• _Request_: Please transcribe the lines of the records starting with the line containing "column-header: IRATING [708,301,800,325]" and going on through the line containing "stat-value: 1,507 [697,356,800,396]", both included.

• _Entries_:
== == ==

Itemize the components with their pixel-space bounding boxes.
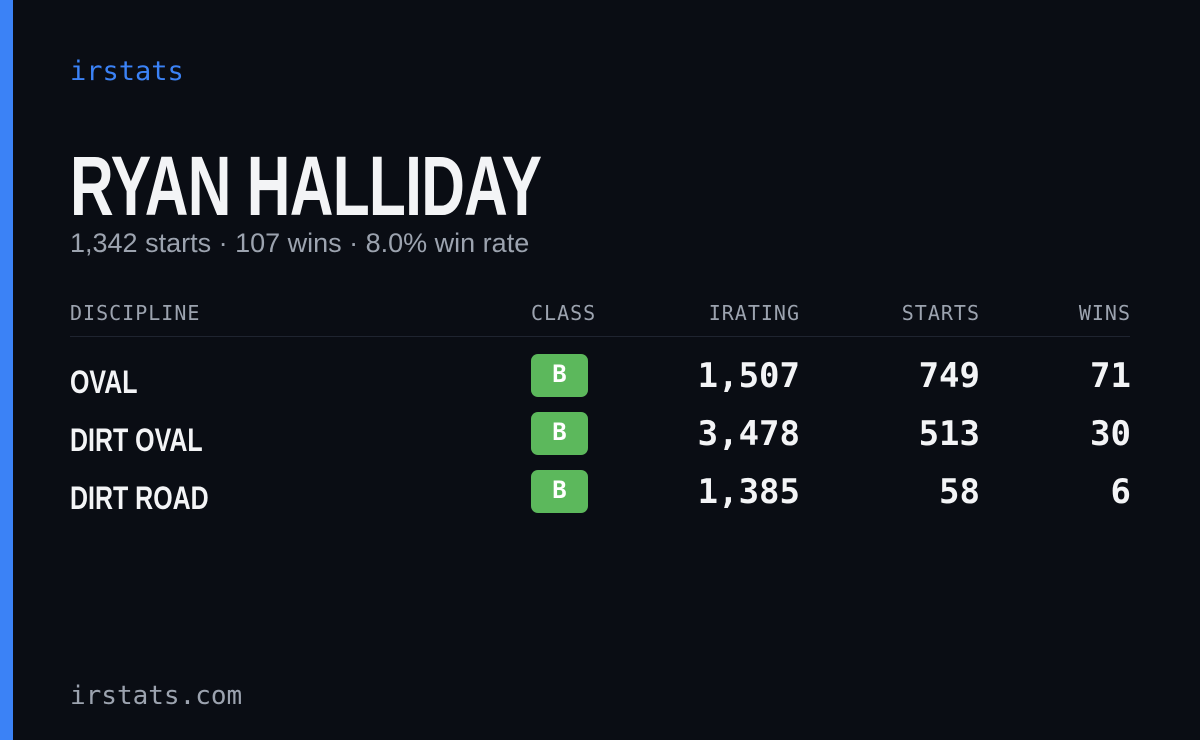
column-header: IRATING [708,301,800,325]
accent-bar [0,0,13,740]
column-header: STARTS [901,301,980,325]
stat-value: 3,478 [697,414,800,454]
stat-value: 71 [1090,356,1131,396]
discipline-name: OVAL [70,364,138,400]
class-badge: B [531,470,588,513]
discipline-name: DIRT OVAL [70,422,203,458]
stat-value: 1,385 [697,472,800,512]
header-rule [70,336,1130,337]
driver-summary: 1,342 starts · 107 wins · 8.0% win rate [70,228,530,258]
footer: irstats.com [70,681,243,711]
discipline-name: DIRT ROAD [70,480,209,516]
column-header: CLASS [531,301,597,325]
class-badge: B [531,412,588,455]
stat-value: 513 [918,414,980,454]
column-header: WINS [1078,301,1131,325]
driver-name: RYAN HALLIDAY [70,139,542,233]
stat-value: 6 [1110,472,1131,512]
class-badge: B [531,354,588,397]
stat-value: 58 [939,472,980,512]
brand: irstats [70,56,184,87]
column-header: DISCIPLINE [70,301,201,325]
stat-value: 30 [1090,414,1131,454]
stat-value: 1,507 [697,356,800,396]
stat-value: 749 [918,356,980,396]
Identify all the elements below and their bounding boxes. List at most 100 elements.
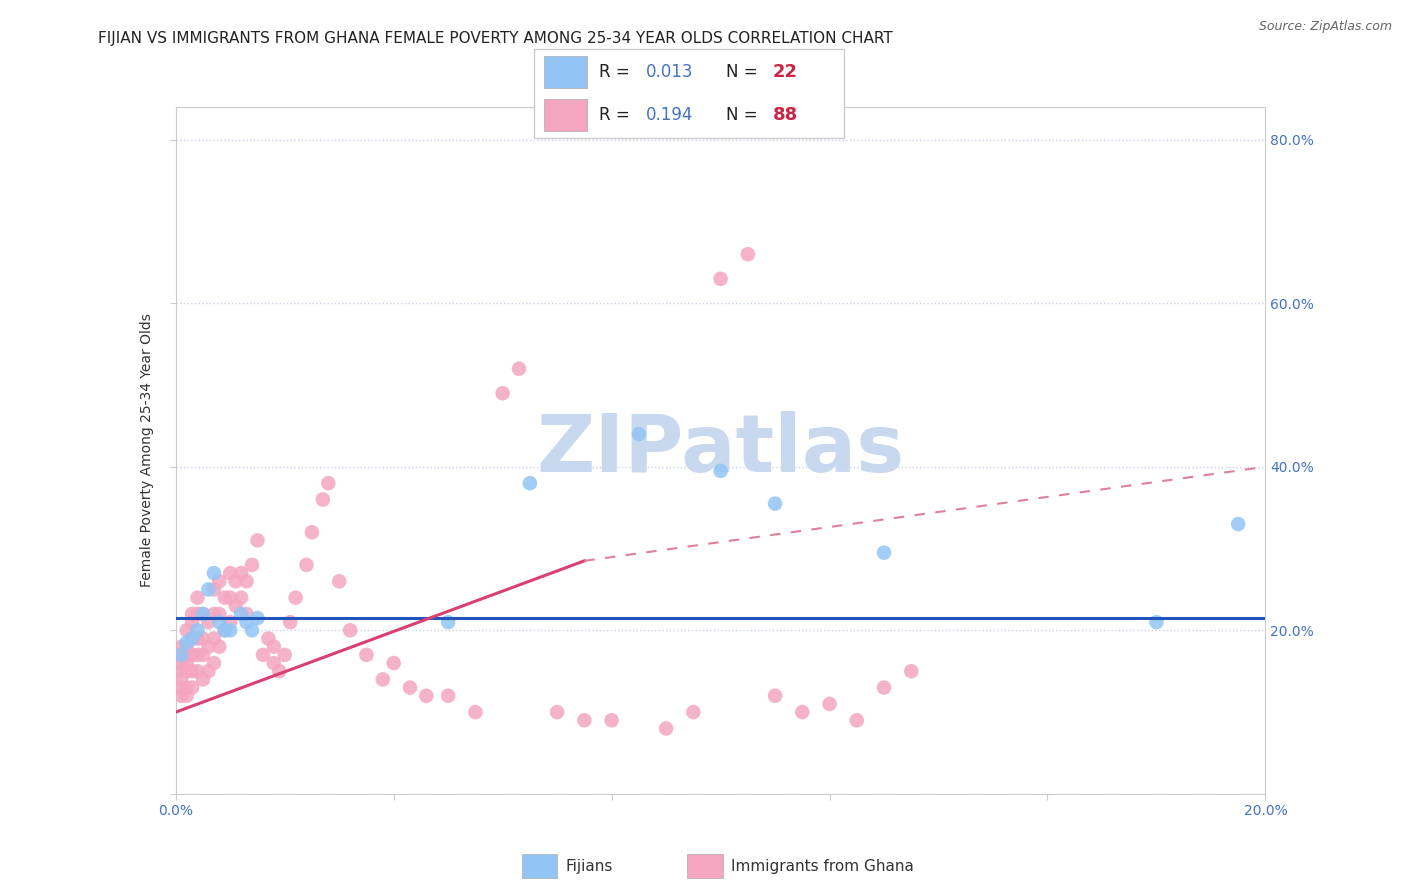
Point [208, 640, 231, 654]
Point [318, 476, 340, 491]
Point [191, 632, 214, 646]
Point [339, 624, 361, 638]
Point [235, 607, 257, 621]
Point [191, 607, 214, 621]
Point [415, 689, 437, 703]
Point [295, 558, 318, 572]
Point [191, 607, 214, 621]
Point [464, 705, 486, 719]
Point [246, 533, 269, 548]
Point [269, 664, 291, 679]
Point [186, 664, 209, 679]
Point [437, 689, 460, 703]
Point [600, 714, 623, 728]
Text: 0.194: 0.194 [645, 106, 693, 124]
Point [900, 664, 922, 679]
Point [371, 673, 394, 687]
Point [737, 247, 759, 261]
Text: Immigrants from Ghana: Immigrants from Ghana [731, 859, 914, 873]
Point [710, 464, 733, 478]
Point [181, 632, 204, 646]
Bar [522, 855, 557, 878]
Point [508, 361, 530, 376]
Text: Source: ZipAtlas.com: Source: ZipAtlas.com [1258, 20, 1392, 33]
Point [176, 664, 198, 679]
Point [202, 607, 225, 621]
Point [225, 599, 247, 613]
Point [219, 566, 242, 580]
Text: 0.013: 0.013 [645, 63, 693, 81]
Point [186, 648, 209, 662]
Text: FIJIAN VS IMMIGRANTS FROM GHANA FEMALE POVERTY AMONG 25-34 YEAR OLDS CORRELATION: FIJIAN VS IMMIGRANTS FROM GHANA FEMALE P… [98, 31, 893, 46]
Point [214, 624, 236, 638]
Text: ZIPatlas: ZIPatlas [537, 411, 904, 490]
Point [170, 640, 193, 654]
Point [186, 591, 209, 605]
FancyBboxPatch shape [544, 99, 586, 131]
Point [202, 582, 225, 597]
Point [202, 656, 225, 670]
Point [492, 386, 515, 401]
FancyBboxPatch shape [534, 49, 844, 138]
Text: N =: N = [725, 63, 763, 81]
Text: 88: 88 [772, 106, 797, 124]
Point [181, 607, 204, 621]
Text: R =: R = [599, 63, 636, 81]
Point [231, 591, 253, 605]
Point [240, 558, 263, 572]
Point [682, 705, 704, 719]
Point [873, 546, 896, 560]
Point [301, 525, 323, 540]
Point [873, 681, 896, 695]
Point [257, 632, 280, 646]
Point [181, 615, 204, 630]
Point [231, 566, 253, 580]
Point [574, 714, 596, 728]
Point [356, 648, 378, 662]
Point [252, 648, 274, 662]
Point [246, 611, 269, 625]
Point [181, 632, 204, 646]
Point [231, 607, 253, 621]
Point [240, 624, 263, 638]
Point [208, 574, 231, 589]
Text: 22: 22 [772, 63, 797, 81]
Point [208, 607, 231, 621]
Point [186, 624, 209, 638]
FancyBboxPatch shape [544, 56, 586, 88]
Text: R =: R = [599, 106, 636, 124]
Point [176, 681, 198, 695]
Point [176, 648, 198, 662]
Point [170, 656, 193, 670]
Point [181, 664, 204, 679]
Point [235, 574, 257, 589]
Point [197, 640, 219, 654]
Point [186, 632, 209, 646]
Point [219, 615, 242, 630]
Point [274, 648, 297, 662]
Point [278, 615, 301, 630]
Point [214, 591, 236, 605]
Bar [688, 855, 723, 878]
Point [170, 689, 193, 703]
Point [219, 591, 242, 605]
Point [710, 271, 733, 285]
Text: Fijians: Fijians [565, 859, 613, 873]
Point [170, 648, 193, 662]
Point [208, 615, 231, 630]
Point [328, 574, 350, 589]
Point [437, 615, 460, 630]
Point [202, 566, 225, 580]
Point [176, 689, 198, 703]
Point [197, 664, 219, 679]
Point [763, 497, 786, 511]
Text: N =: N = [725, 106, 763, 124]
Point [191, 673, 214, 687]
Point [235, 615, 257, 630]
Point [627, 427, 650, 442]
Point [197, 582, 219, 597]
Point [284, 591, 307, 605]
Point [197, 615, 219, 630]
Point [1144, 615, 1167, 630]
Point [655, 722, 678, 736]
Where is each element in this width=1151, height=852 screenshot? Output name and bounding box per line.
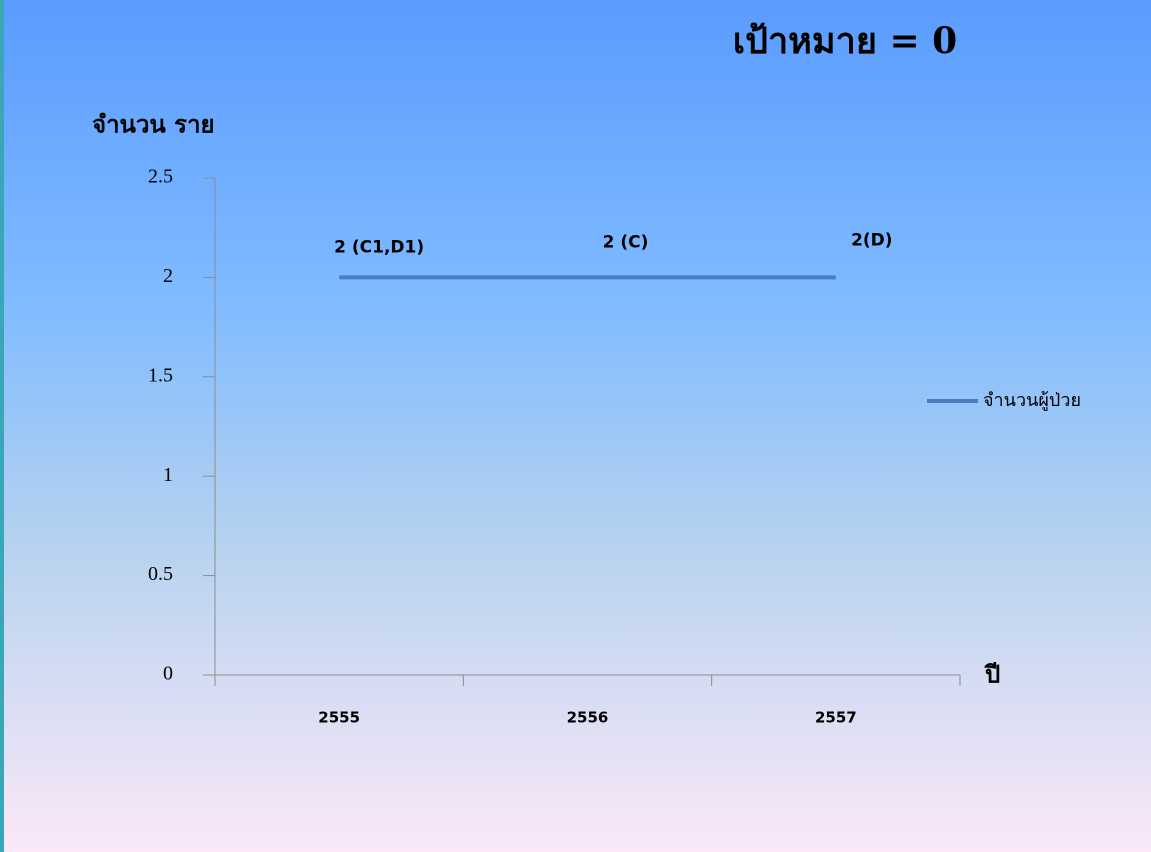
legend-label: จำนวนผู้ป่วย <box>983 390 1081 411</box>
y-tick-label: 0 <box>163 663 173 685</box>
y-tick-label: 2.5 <box>148 166 173 188</box>
y-tick-label: 1.5 <box>148 364 173 386</box>
x-tick-label: 2556 <box>567 709 609 727</box>
x-tick-label: 2555 <box>318 709 360 727</box>
data-label: 2 (C) <box>603 232 649 252</box>
x-tick-label: 2557 <box>815 709 857 727</box>
data-label: 2 (C1,D1) <box>334 237 424 257</box>
y-tick-label: 0.5 <box>148 563 173 585</box>
x-axis-title: ปี <box>984 660 1000 689</box>
chart-title: เป้าหมาย = 0 <box>733 20 957 62</box>
y-tick-label: 1 <box>163 464 173 486</box>
y-axis-title: จำนวน ราย <box>92 110 215 139</box>
y-tick-label: 2 <box>163 265 173 287</box>
data-label: 2(D) <box>851 230 892 250</box>
slide-edge <box>0 0 4 852</box>
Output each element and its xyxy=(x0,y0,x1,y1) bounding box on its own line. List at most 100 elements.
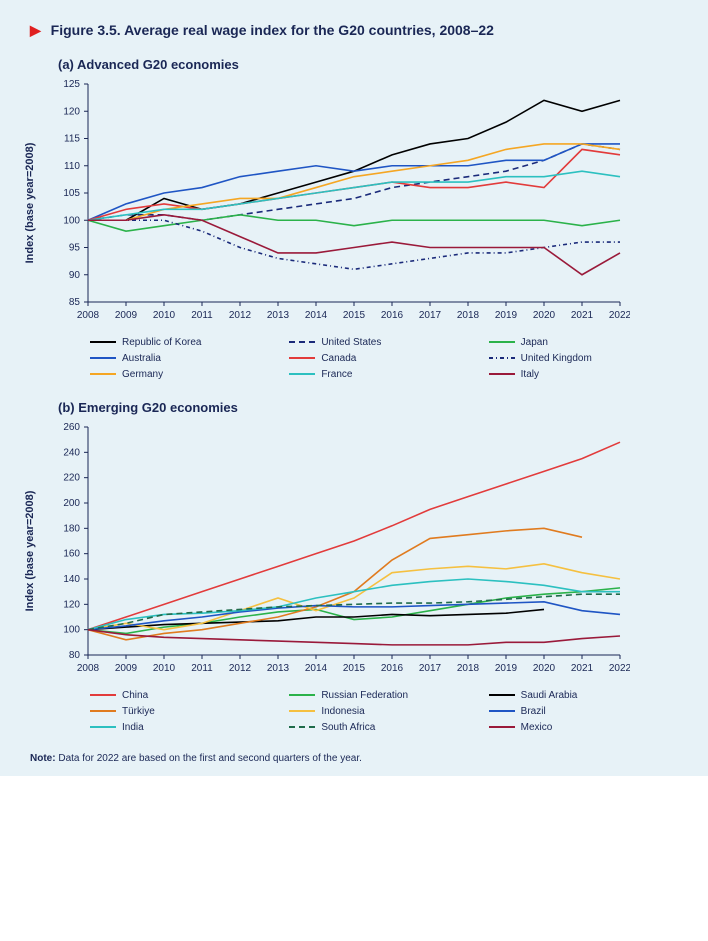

== == ==

• _Solution below_:
column-header: IRATING [708,301,800,325]
accent-bar [0,0,13,740]
column-header: STARTS [901,301,980,325]
stat-value: 3,478 [697,414,800,454]
stat-value: 71 [1090,356,1131,396]
discipline-name: OVAL [70,364,138,400]
class-badge: B [531,470,588,513]
discipline-name: DIRT OVAL [70,422,203,458]
stat-value: 1,385 [697,472,800,512]
header-rule [70,336,1130,337]
driver-summary: 1,342 starts · 107 wins · 8.0% win rate [70,228,530,258]
footer: irstats.com [70,681,243,711]
discipline-name: DIRT ROAD [70,480,209,516]
column-header: CLASS [531,301,597,325]
class-badge: B [531,412,588,455]
stat-value: 513 [918,414,980,454]
column-header: WINS [1078,301,1131,325]
driver-name: RYAN HALLIDAY [70,139,542,233]
stat-value: 6 [1110,472,1131,512]
class-badge: B [531,354,588,397]
stat-value: 58 [939,472,980,512]
brand: irstats [70,56,184,87]
column-header: DISCIPLINE [70,301,201,325]
stat-value: 30 [1090,414,1131,454]
stat-value: 1,507 [697,356,800,396]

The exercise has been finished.